EXERCISE GOAL: Copy out the items below line for line, keeping every character as it appears, and leave out the pictures.

TASK DATA:
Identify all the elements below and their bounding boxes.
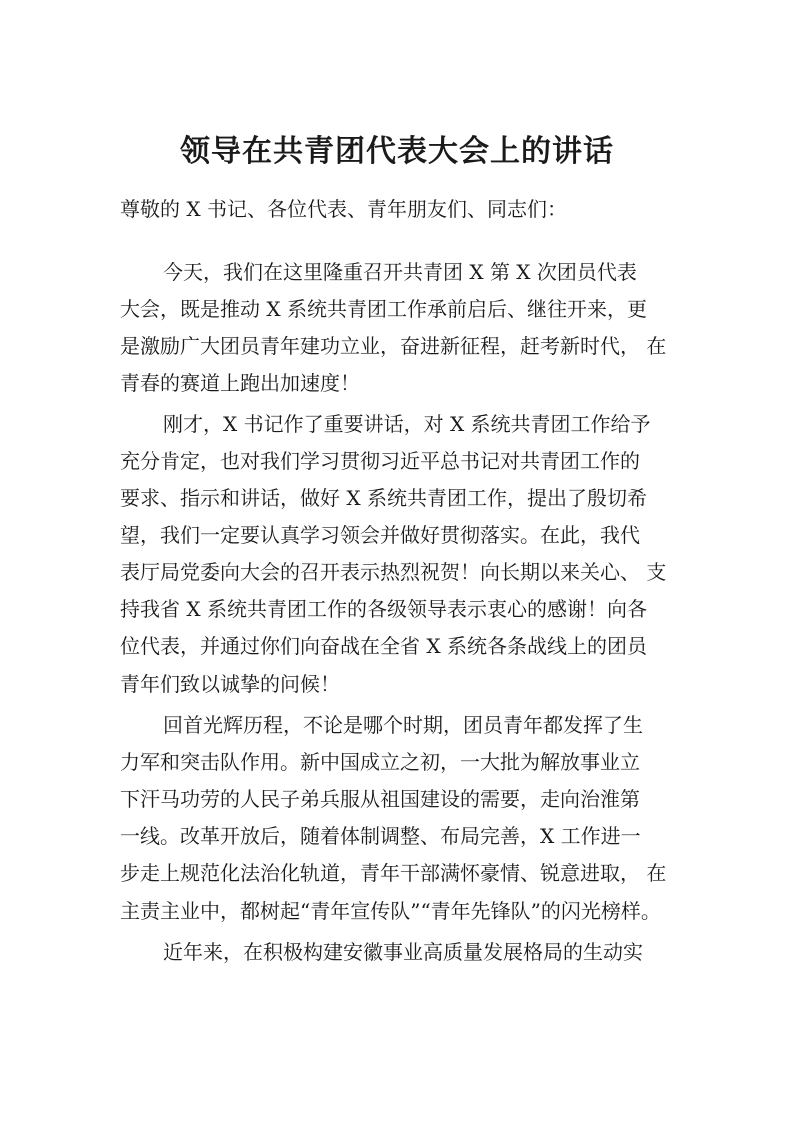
paragraph-line: 近年来，在积极构建安徽事业高质量发展格局的生动实 [163,940,643,964]
paragraph-line: 大会，既是推动 X 系统共青团工作承前启后、继往开来，更 [120,297,647,321]
paragraph-line: 是激励广大团员青年建功立业，奋进新征程，赶考新时代， 在 [120,334,667,358]
paragraph-line: 下汗马功劳的人民子弟兵服从祖国建设的需要，走向治淮第 [120,787,640,811]
paragraph-line: 今天，我们在这里隆重召开共青团 X 第 X 次团员代表 [163,260,637,284]
paragraph-line: 望，我们一定要认真学习领会并做好贯彻落实。在此，我代 [120,523,640,547]
paragraph-line: 位代表，并通过你们向奋战在全省 X 系统各条战线上的团员 [120,634,647,658]
paragraph-line: 持我省 X 系统共青团工作的各级领导表示衷心的感谢！向各 [120,597,647,621]
paragraph-line: 力军和突击队作用。新中国成立之初，一大批为解放事业立 [120,750,640,774]
paragraph-line: 表厅局党委向大会的召开表示热烈祝贺！向长期以来关心、 支 [120,560,667,584]
document-title: 领导在共青团代表大会上的讲话 [180,134,614,169]
paragraph-line: 青春的赛道上跑出加速度！ [120,371,360,395]
paragraph-line: 刚才，X 书记作了重要讲话，对 X 系统共青团工作给予 [163,412,651,436]
paragraph-line: 要求、指示和讲话，做好 X 系统共青团工作，提出了殷切希 [120,486,647,510]
paragraph-line: 充分肯定，也对我们学习贯彻习近平总书记对共青团工作的 [120,449,640,473]
paragraph-line: 主责主业中，都树起“青年宣传队”“青年先锋队”的闪光榜样。 [120,899,661,923]
salutation-line: 尊敬的 X 书记、各位代表、青年朋友们、同志们： [120,197,567,221]
paragraph-line: 步走上规范化法治化轨道，青年干部满怀豪情、锐意进取， 在 [120,861,667,885]
paragraph-line: 回首光辉历程，不论是哪个时期，团员青年都发挥了生 [163,713,643,737]
paragraph-line: 一线。改革开放后，随着体制调整、布局完善，X 工作进一 [120,824,641,848]
paragraph-line: 青年们致以诚挚的问候！ [120,672,340,696]
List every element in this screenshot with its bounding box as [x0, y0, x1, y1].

SOLUTION TO THIS TASK:
Identify all the elements below and their bounding boxes.
paragraph-line: 近年来，在积极构建安徽事业高质量发展格局的生动实 [163,940,643,964]
paragraph-line: 大会，既是推动 X 系统共青团工作承前启后、继往开来，更 [120,297,647,321]
paragraph-line: 是激励广大团员青年建功立业，奋进新征程，赶考新时代， 在 [120,334,667,358]
paragraph-line: 下汗马功劳的人民子弟兵服从祖国建设的需要，走向治淮第 [120,787,640,811]
paragraph-line: 今天，我们在这里隆重召开共青团 X 第 X 次团员代表 [163,260,637,284]
paragraph-line: 望，我们一定要认真学习领会并做好贯彻落实。在此，我代 [120,523,640,547]
paragraph-line: 位代表，并通过你们向奋战在全省 X 系统各条战线上的团员 [120,634,647,658]
paragraph-line: 持我省 X 系统共青团工作的各级领导表示衷心的感谢！向各 [120,597,647,621]
paragraph-line: 力军和突击队作用。新中国成立之初，一大批为解放事业立 [120,750,640,774]
paragraph-line: 表厅局党委向大会的召开表示热烈祝贺！向长期以来关心、 支 [120,560,667,584]
document-title: 领导在共青团代表大会上的讲话 [180,134,614,169]
paragraph-line: 青春的赛道上跑出加速度！ [120,371,360,395]
paragraph-line: 刚才，X 书记作了重要讲话，对 X 系统共青团工作给予 [163,412,651,436]
paragraph-line: 要求、指示和讲话，做好 X 系统共青团工作，提出了殷切希 [120,486,647,510]
paragraph-line: 充分肯定，也对我们学习贯彻习近平总书记对共青团工作的 [120,449,640,473]
paragraph-line: 主责主业中，都树起“青年宣传队”“青年先锋队”的闪光榜样。 [120,899,661,923]
salutation-line: 尊敬的 X 书记、各位代表、青年朋友们、同志们： [120,197,567,221]
paragraph-line: 步走上规范化法治化轨道，青年干部满怀豪情、锐意进取， 在 [120,861,667,885]
paragraph-line: 回首光辉历程，不论是哪个时期，团员青年都发挥了生 [163,713,643,737]
paragraph-line: 一线。改革开放后，随着体制调整、布局完善，X 工作进一 [120,824,641,848]
paragraph-line: 青年们致以诚挚的问候！ [120,672,340,696]
List every element in this screenshot with its bounding box as [x0, y0, x1, y1].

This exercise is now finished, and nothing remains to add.